### [Stated goal]
Output every entry exactly as given.

─── Data entries

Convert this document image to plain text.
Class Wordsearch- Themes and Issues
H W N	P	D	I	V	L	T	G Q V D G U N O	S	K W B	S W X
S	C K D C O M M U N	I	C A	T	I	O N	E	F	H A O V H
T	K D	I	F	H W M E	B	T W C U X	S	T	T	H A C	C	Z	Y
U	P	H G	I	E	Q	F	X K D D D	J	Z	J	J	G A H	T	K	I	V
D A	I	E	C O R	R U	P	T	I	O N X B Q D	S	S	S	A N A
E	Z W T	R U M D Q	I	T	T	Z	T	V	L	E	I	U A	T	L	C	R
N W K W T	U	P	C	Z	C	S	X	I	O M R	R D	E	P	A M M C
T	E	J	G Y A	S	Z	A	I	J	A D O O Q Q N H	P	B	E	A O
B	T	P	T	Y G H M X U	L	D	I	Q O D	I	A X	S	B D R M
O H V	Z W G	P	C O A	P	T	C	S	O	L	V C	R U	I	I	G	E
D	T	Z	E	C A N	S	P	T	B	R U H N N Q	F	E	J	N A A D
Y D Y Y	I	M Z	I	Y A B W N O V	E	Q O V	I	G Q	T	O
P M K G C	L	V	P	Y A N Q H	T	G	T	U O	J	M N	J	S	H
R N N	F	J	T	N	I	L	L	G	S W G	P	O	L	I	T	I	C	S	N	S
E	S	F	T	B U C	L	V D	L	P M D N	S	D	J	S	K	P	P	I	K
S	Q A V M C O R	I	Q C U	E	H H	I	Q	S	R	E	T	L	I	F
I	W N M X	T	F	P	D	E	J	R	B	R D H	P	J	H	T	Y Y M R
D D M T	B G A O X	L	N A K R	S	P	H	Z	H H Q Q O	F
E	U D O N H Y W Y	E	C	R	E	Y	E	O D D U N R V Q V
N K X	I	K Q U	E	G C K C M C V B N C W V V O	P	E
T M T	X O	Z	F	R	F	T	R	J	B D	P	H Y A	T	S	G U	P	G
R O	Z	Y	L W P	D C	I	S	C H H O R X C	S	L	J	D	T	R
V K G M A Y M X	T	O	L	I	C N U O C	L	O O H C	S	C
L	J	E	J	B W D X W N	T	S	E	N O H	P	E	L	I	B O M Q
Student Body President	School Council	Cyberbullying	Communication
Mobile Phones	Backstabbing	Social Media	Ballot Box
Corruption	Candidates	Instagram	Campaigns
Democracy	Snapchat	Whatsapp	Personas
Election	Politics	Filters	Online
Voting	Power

──────

### [Solution to the exercise]
Convert this document image to plain text.
Class Wordsearch- Themes and Issues
H W N	P	D	I	V	L	T	G Q V D G U N O	S	K W B	S W X
S	C K D C O M M U N	I	C A	T	I	O N	E	F	H A O V H
T	K D	I	F	H W M E	B	T W C U X	S	T	T	H A C	C	Z	Y
U	P	H G	I	E	Q	F	X K D D D	J	Z	J	J	G A H	T	K	I	V
D A	I	E	C O R	R U	P	T	I	O N X B Q D	S	S	S	A N A
E	Z W T	R U M D Q	I	T	T	Z	T	V	L	E	I	U A	T	L	C	R
N W K W T	U	P	C	Z	C	S	X	I	O M R	R D	E	P	A M M C
T	E	J	G Y A	S	Z	A	I	J	A D O O Q Q N H	P	B	E	A O
B	T	P	T	Y G H M X U	L	D	I	Q O D	I	A X	S	B D R M
O H V	Z W G	P	C O A	P	T	C	S	O	L	V C	R U	I	I	G	E
D	T	Z	E	C A N	S	P	T	B	R U H N N Q	F	E	J	N A A D
Y D Y Y	I	M Z	I	Y A B W N O V	E	Q O V	I	G Q	T	O
P M K G C	L	V	P	Y A N Q H	T	G	T	U O	J	M N	J	S	H
R N N	F	J	T	N	I	L	L	G	S W G	P	O	L	I	T	I	C	S	N	S
E	S	F	T	B U C	L	V D	L	P M D N	S	D	J	S	K	P	P	I	K
S	Q A V M C O R	I	Q C U	E	H H	I	Q	S	R	E	T	L	I	F
I	W N M X	T	F	P	D	E	J	R	B	R D H	P	J	H	T	Y Y M R
D D M T	B G A O X	L	N A K R	S	P	H	Z	H H Q Q O	F
E	U D O N H Y W Y	E	C	R	E	Y	E	O D D U N R V Q V
N K X	I	K Q U	E	G C K C M C V B N C W V V O	P	E
T M T	X O	Z	F	R	F	T	R	J	B D	P	H Y A	T	S	G U	P	G
R O	Z	Y	L W P	D C	I	S	C H H O R X C	S	L	J	D	T	R
V K G M A Y M X	T	O	L	I	C N U O C	L	O O H C	S	C
L	J	E	J	B W D X W N	T	S	E	N O H	P	E	L	I	B O M Q
Student Body President	School Council	Cyberbullying	Communication
Mobile Phones	Backstabbing	Social Media	Ballot Box
Corruption	Candidates	Instagram	Campaigns
Democracy	Snapchat	Whatsapp	Personas
Election	Politics	Filters	Online
Voting	Power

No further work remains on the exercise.